Listed entries →
****************************************

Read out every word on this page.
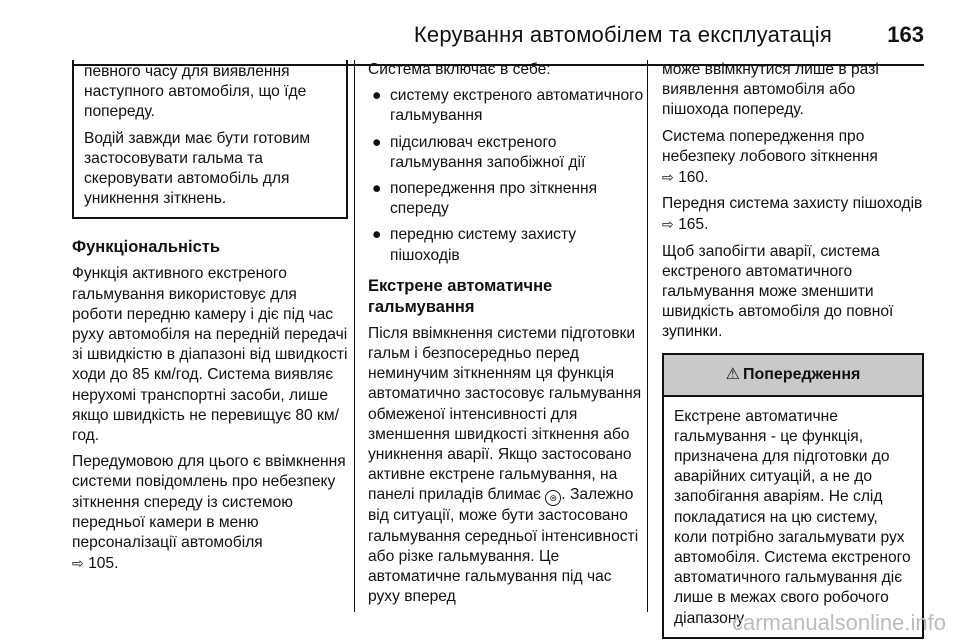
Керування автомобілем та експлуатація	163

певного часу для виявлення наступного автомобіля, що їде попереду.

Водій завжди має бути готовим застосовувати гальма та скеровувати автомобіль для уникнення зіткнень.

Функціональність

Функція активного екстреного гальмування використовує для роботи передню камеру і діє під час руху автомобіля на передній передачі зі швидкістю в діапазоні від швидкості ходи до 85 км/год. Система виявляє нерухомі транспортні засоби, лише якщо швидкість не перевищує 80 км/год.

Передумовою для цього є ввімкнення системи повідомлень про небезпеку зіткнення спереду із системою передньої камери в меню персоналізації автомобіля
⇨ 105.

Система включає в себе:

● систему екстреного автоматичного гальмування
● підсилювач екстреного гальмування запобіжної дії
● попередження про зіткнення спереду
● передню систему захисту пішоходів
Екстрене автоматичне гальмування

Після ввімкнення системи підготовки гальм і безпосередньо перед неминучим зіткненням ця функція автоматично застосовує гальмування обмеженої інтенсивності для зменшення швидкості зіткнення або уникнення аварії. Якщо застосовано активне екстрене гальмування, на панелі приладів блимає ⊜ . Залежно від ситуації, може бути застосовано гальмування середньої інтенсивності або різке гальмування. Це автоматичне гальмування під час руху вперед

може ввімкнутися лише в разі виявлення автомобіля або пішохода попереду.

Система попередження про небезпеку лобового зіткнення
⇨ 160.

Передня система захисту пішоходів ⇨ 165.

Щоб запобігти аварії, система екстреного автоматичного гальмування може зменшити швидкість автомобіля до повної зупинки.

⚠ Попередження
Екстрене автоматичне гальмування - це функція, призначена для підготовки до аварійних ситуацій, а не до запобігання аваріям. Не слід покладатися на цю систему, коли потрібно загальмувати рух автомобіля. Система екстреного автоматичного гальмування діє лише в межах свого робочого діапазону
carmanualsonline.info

****************************************

Wherever a line in the data above holds "зіткнення", copy that line.

Передумовою для цього є ввімкнення системи повідомлень про небезпеку зіткнення спереду із системою передньої камери в меню персоналізації автомобіля
● попередження про зіткнення спереду
Після ввімкнення системи підготовки гальм і безпосередньо перед неминучим зіткненням ця функція автоматично застосовує гальмування обмеженої інтенсивності для зменшення швидкості зіткнення або уникнення аварії. Якщо застосовано активне екстрене гальмування, на панелі приладів блимає ⊜ . Залежно від ситуації, може бути застосовано гальмування середньої інтенсивності або різке гальмування. Це автоматичне гальмування під час руху вперед
Система попередження про небезпеку лобового зіткнення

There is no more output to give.